START Excerpted records

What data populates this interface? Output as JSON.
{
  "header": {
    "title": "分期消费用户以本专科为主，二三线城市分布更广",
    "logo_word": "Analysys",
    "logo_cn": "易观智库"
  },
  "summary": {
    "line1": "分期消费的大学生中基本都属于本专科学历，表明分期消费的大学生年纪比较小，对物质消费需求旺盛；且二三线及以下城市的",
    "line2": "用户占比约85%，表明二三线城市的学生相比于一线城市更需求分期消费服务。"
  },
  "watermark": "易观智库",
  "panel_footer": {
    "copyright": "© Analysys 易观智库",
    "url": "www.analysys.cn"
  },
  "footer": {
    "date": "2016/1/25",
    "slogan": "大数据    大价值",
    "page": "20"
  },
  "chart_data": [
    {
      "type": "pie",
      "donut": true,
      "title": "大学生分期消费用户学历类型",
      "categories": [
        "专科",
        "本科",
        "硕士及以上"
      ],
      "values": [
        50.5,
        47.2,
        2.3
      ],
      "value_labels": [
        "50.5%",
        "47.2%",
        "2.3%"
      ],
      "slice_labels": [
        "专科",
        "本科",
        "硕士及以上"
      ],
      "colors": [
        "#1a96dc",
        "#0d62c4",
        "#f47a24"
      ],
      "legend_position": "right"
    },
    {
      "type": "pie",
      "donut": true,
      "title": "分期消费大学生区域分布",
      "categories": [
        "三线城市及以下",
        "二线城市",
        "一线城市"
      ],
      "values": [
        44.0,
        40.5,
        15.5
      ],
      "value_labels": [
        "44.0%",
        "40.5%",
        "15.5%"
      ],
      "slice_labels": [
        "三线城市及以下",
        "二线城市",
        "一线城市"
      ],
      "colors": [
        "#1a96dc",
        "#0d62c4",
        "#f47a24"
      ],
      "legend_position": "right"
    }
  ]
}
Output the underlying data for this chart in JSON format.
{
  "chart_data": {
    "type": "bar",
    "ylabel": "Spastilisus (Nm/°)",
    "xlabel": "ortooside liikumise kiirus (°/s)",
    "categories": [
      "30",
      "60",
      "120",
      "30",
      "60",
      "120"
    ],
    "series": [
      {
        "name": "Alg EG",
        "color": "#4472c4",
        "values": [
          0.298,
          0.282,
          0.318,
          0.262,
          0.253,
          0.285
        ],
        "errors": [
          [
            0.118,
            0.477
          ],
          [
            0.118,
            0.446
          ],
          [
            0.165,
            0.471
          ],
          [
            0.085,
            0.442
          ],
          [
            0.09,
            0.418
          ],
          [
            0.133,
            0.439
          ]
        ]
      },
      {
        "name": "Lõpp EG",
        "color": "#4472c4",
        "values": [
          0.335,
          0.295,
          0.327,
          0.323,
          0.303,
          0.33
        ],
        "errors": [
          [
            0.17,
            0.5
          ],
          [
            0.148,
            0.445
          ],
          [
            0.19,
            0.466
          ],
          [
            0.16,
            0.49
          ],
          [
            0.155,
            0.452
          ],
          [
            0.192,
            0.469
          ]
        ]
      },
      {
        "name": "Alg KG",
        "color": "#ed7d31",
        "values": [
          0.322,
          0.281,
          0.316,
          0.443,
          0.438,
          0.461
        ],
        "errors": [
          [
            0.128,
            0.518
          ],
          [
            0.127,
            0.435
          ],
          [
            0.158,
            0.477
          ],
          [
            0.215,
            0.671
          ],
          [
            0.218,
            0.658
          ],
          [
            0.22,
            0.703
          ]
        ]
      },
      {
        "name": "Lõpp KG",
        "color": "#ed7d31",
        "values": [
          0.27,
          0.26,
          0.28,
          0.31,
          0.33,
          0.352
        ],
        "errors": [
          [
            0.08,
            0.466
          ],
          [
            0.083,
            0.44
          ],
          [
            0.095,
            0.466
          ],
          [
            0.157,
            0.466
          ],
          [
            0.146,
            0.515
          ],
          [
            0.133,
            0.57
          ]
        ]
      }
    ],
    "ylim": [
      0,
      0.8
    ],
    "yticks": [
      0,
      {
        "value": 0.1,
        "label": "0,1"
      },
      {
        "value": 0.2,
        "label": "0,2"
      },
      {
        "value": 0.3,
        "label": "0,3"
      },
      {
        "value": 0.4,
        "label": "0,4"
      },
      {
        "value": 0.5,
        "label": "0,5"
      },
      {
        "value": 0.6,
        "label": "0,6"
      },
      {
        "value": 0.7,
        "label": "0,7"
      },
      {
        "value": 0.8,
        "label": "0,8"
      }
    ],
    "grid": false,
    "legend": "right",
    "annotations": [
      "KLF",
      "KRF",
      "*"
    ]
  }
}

END Excerpted records

What is expected —
Give the count of lines in the listing above that include "title", with no other words.

Exercise answer —
3